Gather all lines in the data that hold the string "Scheda".

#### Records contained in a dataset
____

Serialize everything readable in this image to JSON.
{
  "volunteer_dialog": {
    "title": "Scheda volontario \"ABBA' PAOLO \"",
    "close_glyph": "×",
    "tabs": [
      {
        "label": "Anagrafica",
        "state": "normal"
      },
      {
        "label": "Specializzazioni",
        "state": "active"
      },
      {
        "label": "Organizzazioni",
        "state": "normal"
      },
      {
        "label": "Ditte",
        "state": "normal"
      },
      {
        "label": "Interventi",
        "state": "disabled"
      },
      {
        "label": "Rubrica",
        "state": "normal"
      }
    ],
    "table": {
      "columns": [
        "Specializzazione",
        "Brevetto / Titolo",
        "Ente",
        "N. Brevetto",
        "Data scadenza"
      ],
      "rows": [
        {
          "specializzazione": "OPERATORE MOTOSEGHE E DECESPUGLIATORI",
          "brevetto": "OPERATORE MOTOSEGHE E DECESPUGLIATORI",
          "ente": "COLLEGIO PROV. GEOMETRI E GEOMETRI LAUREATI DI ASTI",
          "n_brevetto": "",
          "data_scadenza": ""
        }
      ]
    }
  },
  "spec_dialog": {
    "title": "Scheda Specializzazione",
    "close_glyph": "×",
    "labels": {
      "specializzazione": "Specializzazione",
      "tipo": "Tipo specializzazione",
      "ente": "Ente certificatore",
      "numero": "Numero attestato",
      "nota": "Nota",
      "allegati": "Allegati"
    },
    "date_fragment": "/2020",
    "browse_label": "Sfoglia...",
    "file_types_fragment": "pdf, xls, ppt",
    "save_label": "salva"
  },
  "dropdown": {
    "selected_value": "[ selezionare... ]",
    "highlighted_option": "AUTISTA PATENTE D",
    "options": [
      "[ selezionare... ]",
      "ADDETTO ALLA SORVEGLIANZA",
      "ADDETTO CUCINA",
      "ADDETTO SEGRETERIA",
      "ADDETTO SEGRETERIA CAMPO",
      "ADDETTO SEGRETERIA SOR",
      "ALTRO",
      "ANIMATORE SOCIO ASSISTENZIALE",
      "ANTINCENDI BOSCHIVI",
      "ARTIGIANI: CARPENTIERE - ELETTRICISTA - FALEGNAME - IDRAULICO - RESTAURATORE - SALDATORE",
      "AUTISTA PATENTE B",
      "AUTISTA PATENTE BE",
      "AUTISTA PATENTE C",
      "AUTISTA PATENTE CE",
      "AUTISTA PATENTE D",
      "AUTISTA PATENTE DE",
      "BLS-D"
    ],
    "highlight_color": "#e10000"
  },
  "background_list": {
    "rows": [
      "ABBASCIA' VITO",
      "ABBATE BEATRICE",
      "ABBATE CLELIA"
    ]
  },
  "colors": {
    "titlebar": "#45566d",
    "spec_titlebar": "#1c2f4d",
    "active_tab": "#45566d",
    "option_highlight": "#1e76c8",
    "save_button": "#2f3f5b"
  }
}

____

#### COMPLETE RESPONSE
    "title": "Scheda volontario \"ABBA' PAOLO \"",
    "title": "Scheda Specializzazione",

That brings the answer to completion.